### TASK BRIEF
Leave the pictures out and transcribe every record exactly.

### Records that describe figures
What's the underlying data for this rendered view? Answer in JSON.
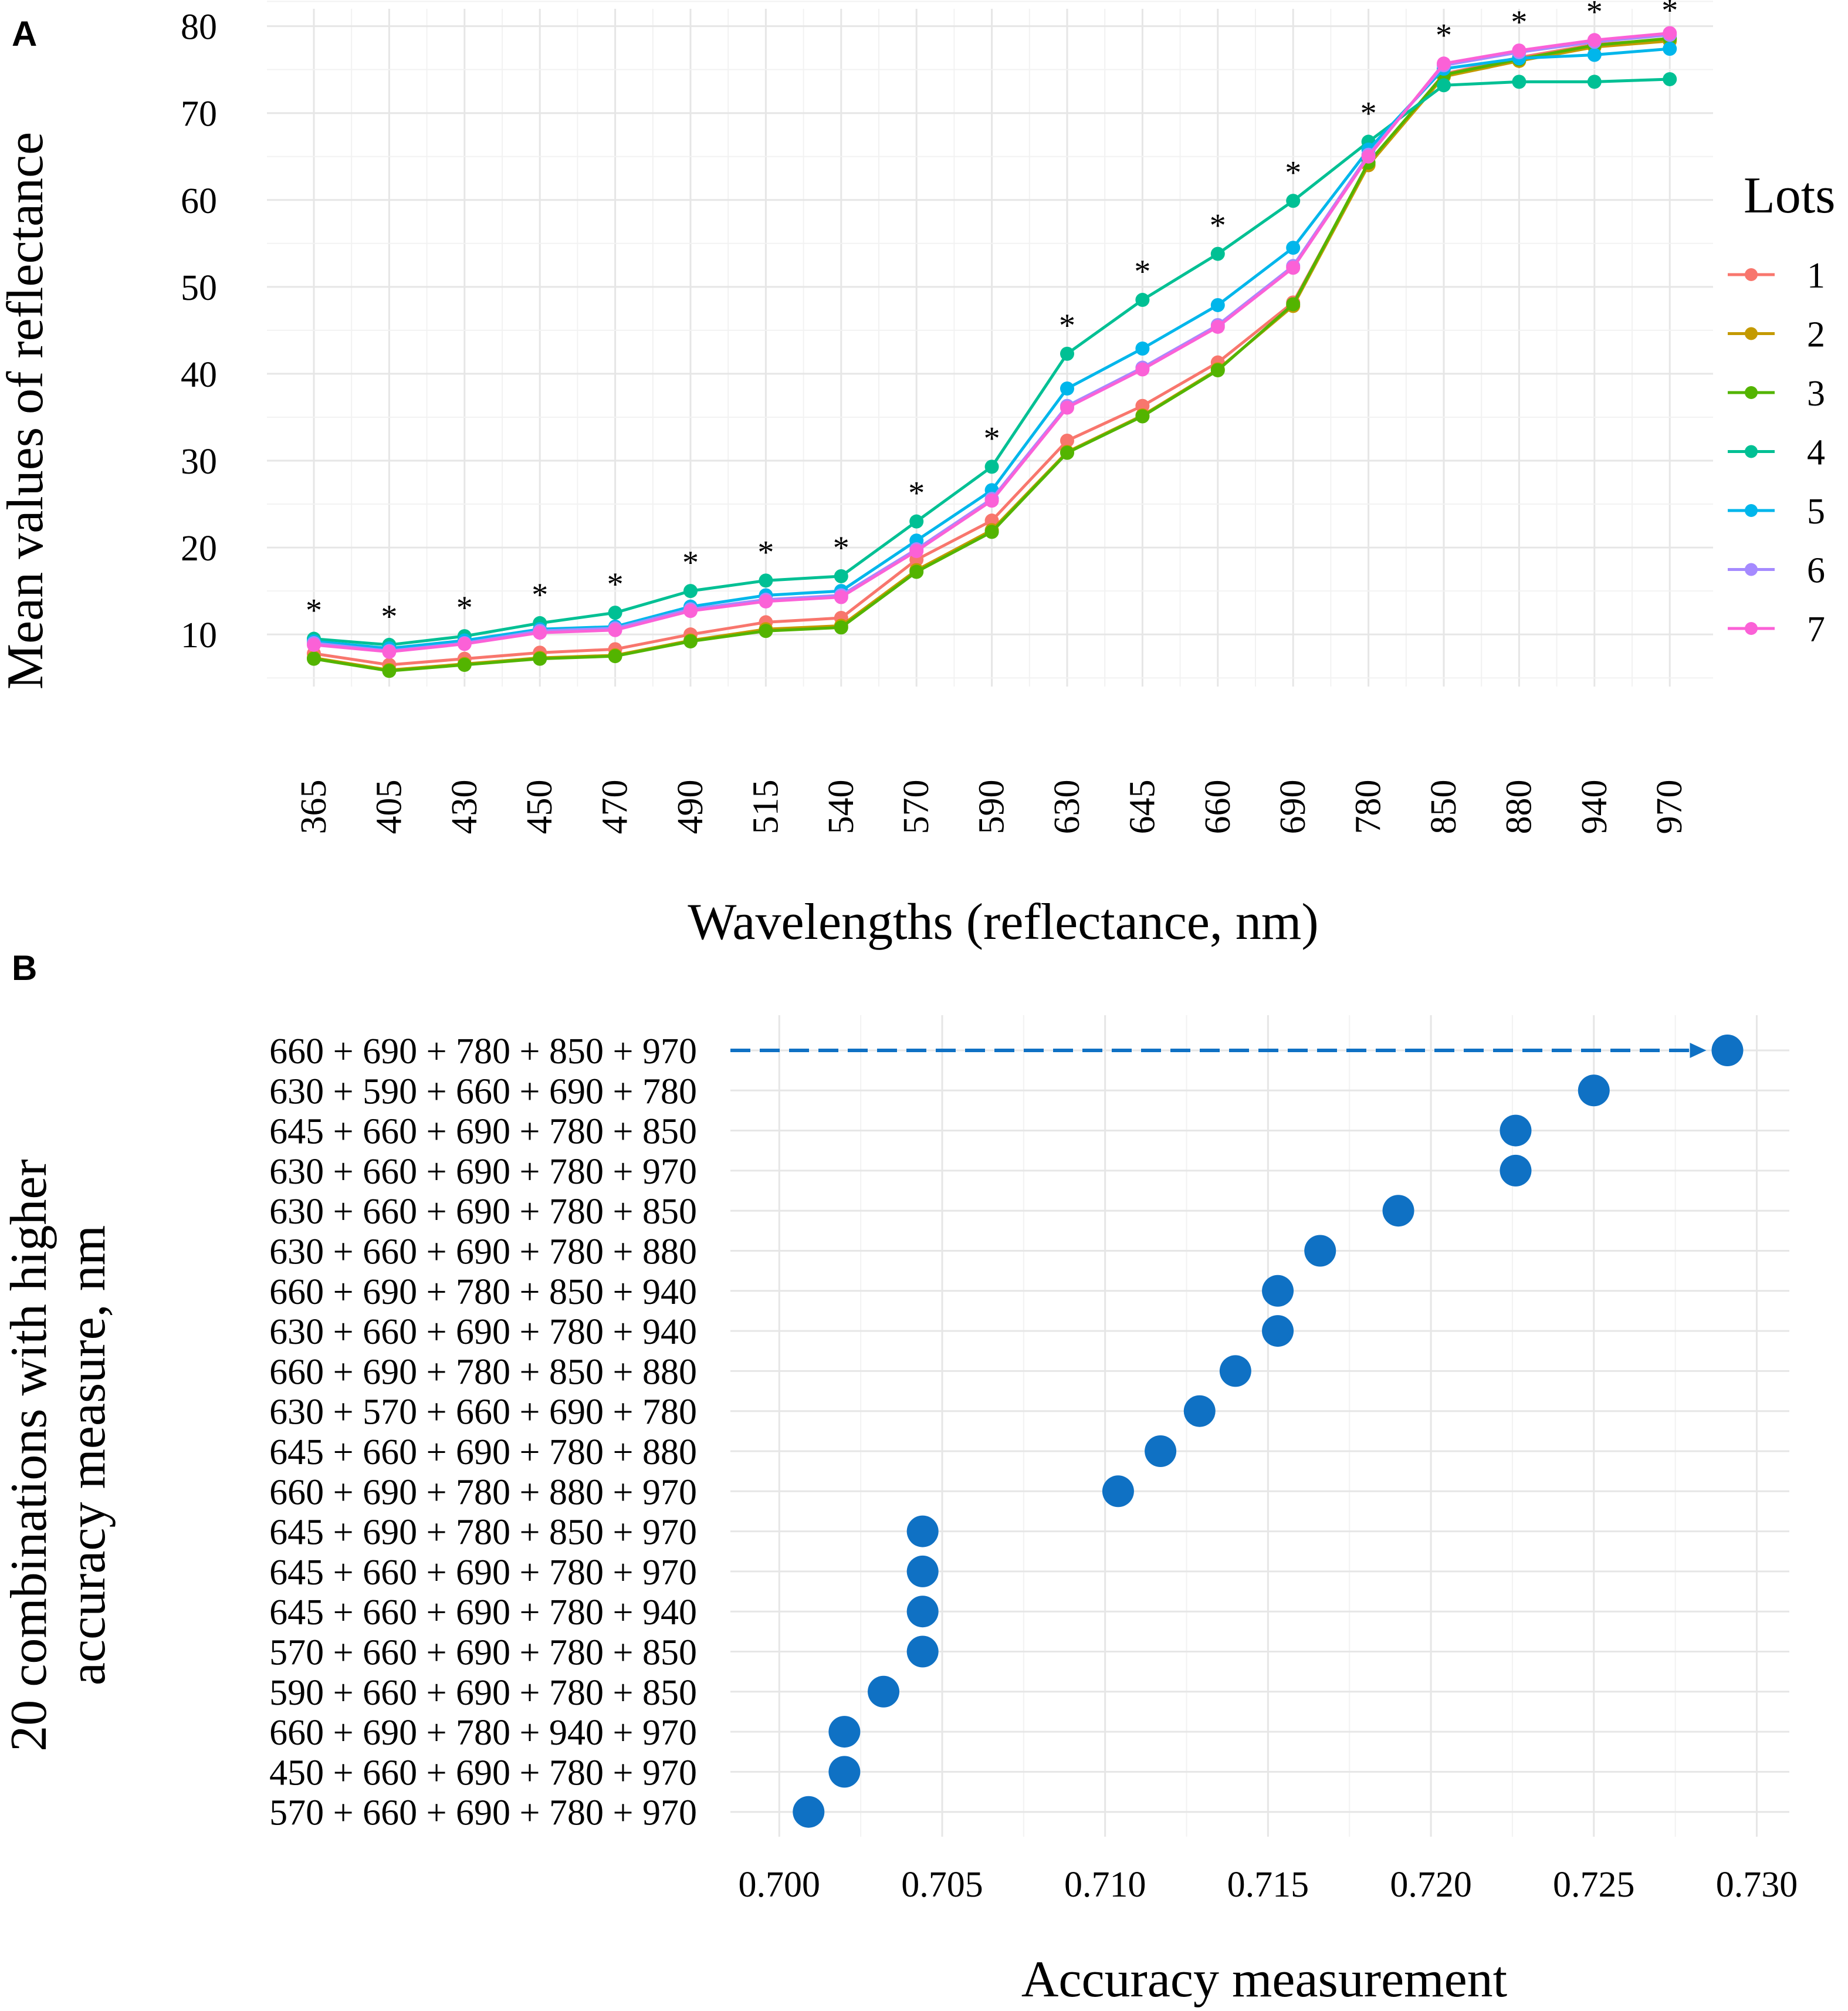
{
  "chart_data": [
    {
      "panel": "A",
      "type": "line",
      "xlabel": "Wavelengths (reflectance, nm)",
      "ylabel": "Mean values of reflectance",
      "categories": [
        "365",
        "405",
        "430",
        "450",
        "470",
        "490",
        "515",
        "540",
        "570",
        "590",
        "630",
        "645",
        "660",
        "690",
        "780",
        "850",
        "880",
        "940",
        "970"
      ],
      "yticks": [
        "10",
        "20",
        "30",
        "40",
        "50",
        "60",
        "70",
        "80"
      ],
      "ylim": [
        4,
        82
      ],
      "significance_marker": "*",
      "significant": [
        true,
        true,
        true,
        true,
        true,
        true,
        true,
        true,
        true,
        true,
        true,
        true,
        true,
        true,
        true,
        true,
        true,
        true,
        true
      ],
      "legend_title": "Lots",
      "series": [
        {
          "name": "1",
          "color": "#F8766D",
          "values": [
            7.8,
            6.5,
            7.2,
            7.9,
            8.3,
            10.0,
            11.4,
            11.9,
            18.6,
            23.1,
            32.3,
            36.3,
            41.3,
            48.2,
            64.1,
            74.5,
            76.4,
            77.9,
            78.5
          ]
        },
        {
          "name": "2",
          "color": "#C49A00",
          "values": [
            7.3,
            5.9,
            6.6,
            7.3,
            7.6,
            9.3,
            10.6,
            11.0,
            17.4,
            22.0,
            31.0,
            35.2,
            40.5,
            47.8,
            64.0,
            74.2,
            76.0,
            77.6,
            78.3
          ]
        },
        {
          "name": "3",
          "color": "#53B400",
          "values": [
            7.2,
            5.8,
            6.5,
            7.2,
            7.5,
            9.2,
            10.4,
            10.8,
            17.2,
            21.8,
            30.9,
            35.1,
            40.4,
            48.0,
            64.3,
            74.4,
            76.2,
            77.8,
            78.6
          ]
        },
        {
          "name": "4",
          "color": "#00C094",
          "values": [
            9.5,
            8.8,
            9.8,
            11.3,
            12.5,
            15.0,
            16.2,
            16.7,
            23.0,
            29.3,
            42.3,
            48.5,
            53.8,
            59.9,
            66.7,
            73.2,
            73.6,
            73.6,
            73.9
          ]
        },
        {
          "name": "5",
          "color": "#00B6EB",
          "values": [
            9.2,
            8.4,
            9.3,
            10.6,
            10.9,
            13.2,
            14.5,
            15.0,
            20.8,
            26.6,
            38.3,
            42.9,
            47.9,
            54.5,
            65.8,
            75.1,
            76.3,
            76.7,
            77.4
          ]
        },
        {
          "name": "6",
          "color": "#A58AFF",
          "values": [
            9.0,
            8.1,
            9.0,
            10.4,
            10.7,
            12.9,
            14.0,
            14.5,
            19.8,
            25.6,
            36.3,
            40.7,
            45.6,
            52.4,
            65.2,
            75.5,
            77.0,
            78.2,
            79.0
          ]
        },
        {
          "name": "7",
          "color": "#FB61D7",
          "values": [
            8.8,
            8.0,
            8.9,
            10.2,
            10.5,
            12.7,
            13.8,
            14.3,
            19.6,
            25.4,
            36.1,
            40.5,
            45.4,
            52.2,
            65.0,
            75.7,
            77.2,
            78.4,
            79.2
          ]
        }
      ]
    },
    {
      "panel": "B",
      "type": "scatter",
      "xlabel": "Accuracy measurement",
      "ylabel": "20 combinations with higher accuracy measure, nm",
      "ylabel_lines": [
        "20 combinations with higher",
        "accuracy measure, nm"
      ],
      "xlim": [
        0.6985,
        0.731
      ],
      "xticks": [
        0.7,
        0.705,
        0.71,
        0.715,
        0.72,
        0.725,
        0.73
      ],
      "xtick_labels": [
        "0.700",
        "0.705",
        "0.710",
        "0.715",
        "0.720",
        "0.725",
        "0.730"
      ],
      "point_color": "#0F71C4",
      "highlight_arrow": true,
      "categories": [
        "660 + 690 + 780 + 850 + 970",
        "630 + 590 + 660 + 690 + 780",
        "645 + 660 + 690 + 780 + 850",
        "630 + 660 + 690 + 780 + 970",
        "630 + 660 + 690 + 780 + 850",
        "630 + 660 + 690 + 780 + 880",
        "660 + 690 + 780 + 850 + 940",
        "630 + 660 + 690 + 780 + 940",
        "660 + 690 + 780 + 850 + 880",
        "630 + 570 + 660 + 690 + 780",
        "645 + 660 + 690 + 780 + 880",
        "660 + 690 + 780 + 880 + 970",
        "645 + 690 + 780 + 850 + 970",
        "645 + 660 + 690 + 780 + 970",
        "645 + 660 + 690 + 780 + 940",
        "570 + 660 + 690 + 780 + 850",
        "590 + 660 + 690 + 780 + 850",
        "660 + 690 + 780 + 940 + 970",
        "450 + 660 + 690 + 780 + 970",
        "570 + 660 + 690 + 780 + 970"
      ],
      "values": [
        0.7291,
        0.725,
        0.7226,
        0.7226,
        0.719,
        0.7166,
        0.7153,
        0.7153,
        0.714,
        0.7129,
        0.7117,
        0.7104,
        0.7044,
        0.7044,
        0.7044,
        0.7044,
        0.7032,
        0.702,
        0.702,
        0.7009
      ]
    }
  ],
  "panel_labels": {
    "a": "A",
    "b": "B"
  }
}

### SOLUTION
What's the underlying data for this rendered view? Answer in JSON.
{
  "chart_data": [
    {
      "panel": "A",
      "type": "line",
      "xlabel": "Wavelengths (reflectance, nm)",
      "ylabel": "Mean values of reflectance",
      "categories": [
        "365",
        "405",
        "430",
        "450",
        "470",
        "490",
        "515",
        "540",
        "570",
        "590",
        "630",
        "645",
        "660",
        "690",
        "780",
        "850",
        "880",
        "940",
        "970"
      ],
      "yticks": [
        "10",
        "20",
        "30",
        "40",
        "50",
        "60",
        "70",
        "80"
      ],
      "ylim": [
        4,
        82
      ],
      "significance_marker": "*",
      "significant": [
        true,
        true,
        true,
        true,
        true,
        true,
        true,
        true,
        true,
        true,
        true,
        true,
        true,
        true,
        true,
        true,
        true,
        true,
        true
      ],
      "legend_title": "Lots",
      "series": [
        {
          "name": "1",
          "color": "#F8766D",
          "values": [
            7.8,
            6.5,
            7.2,
            7.9,
            8.3,
            10.0,
            11.4,
            11.9,
            18.6,
            23.1,
            32.3,
            36.3,
            41.3,
            48.2,
            64.1,
            74.5,
            76.4,
            77.9,
            78.5
          ]
        },
        {
          "name": "2",
          "color": "#C49A00",
          "values": [
            7.3,
            5.9,
            6.6,
            7.3,
            7.6,
            9.3,
            10.6,
            11.0,
            17.4,
            22.0,
            31.0,
            35.2,
            40.5,
            47.8,
            64.0,
            74.2,
            76.0,
            77.6,
            78.3
          ]
        },
        {
          "name": "3",
          "color": "#53B400",
          "values": [
            7.2,
            5.8,
            6.5,
            7.2,
            7.5,
            9.2,
            10.4,
            10.8,
            17.2,
            21.8,
            30.9,
            35.1,
            40.4,
            48.0,
            64.3,
            74.4,
            76.2,
            77.8,
            78.6
          ]
        },
        {
          "name": "4",
          "color": "#00C094",
          "values": [
            9.5,
            8.8,
            9.8,
            11.3,
            12.5,
            15.0,
            16.2,
            16.7,
            23.0,
            29.3,
            42.3,
            48.5,
            53.8,
            59.9,
            66.7,
            73.2,
            73.6,
            73.6,
            73.9
          ]
        },
        {
          "name": "5",
          "color": "#00B6EB",
          "values": [
            9.2,
            8.4,
            9.3,
            10.6,
            10.9,
            13.2,
            14.5,
            15.0,
            20.8,
            26.6,
            38.3,
            42.9,
            47.9,
            54.5,
            65.8,
            75.1,
            76.3,
            76.7,
            77.4
          ]
        },
        {
          "name": "6",
          "color": "#A58AFF",
          "values": [
            9.0,
            8.1,
            9.0,
            10.4,
            10.7,
            12.9,
            14.0,
            14.5,
            19.8,
            25.6,
            36.3,
            40.7,
            45.6,
            52.4,
            65.2,
            75.5,
            77.0,
            78.2,
            79.0
          ]
        },
        {
          "name": "7",
          "color": "#FB61D7",
          "values": [
            8.8,
            8.0,
            8.9,
            10.2,
            10.5,
            12.7,
            13.8,
            14.3,
            19.6,
            25.4,
            36.1,
            40.5,
            45.4,
            52.2,
            65.0,
            75.7,
            77.2,
            78.4,
            79.2
          ]
        }
      ]
    },
    {
      "panel": "B",
      "type": "scatter",
      "xlabel": "Accuracy measurement",
      "ylabel": "20 combinations with higher accuracy measure, nm",
      "ylabel_lines": [
        "20 combinations with higher",
        "accuracy measure, nm"
      ],
      "xlim": [
        0.6985,
        0.731
      ],
      "xticks": [
        0.7,
        0.705,
        0.71,
        0.715,
        0.72,
        0.725,
        0.73
      ],
      "xtick_labels": [
        "0.700",
        "0.705",
        "0.710",
        "0.715",
        "0.720",
        "0.725",
        "0.730"
      ],
      "point_color": "#0F71C4",
      "highlight_arrow": true,
      "categories": [
        "660 + 690 + 780 + 850 + 970",
        "630 + 590 + 660 + 690 + 780",
        "645 + 660 + 690 + 780 + 850",
        "630 + 660 + 690 + 780 + 970",
        "630 + 660 + 690 + 780 + 850",
        "630 + 660 + 690 + 780 + 880",
        "660 + 690 + 780 + 850 + 940",
        "630 + 660 + 690 + 780 + 940",
        "660 + 690 + 780 + 850 + 880",
        "630 + 570 + 660 + 690 + 780",
        "645 + 660 + 690 + 780 + 880",
        "660 + 690 + 780 + 880 + 970",
        "645 + 690 + 780 + 850 + 970",
        "645 + 660 + 690 + 780 + 970",
        "645 + 660 + 690 + 780 + 940",
        "570 + 660 + 690 + 780 + 850",
        "590 + 660 + 690 + 780 + 850",
        "660 + 690 + 780 + 940 + 970",
        "450 + 660 + 690 + 780 + 970",
        "570 + 660 + 690 + 780 + 970"
      ],
      "values": [
        0.7291,
        0.725,
        0.7226,
        0.7226,
        0.719,
        0.7166,
        0.7153,
        0.7153,
        0.714,
        0.7129,
        0.7117,
        0.7104,
        0.7044,
        0.7044,
        0.7044,
        0.7044,
        0.7032,
        0.702,
        0.702,
        0.7009
      ]
    }
  ],
  "panel_labels": {
    "a": "A",
    "b": "B"
  }
}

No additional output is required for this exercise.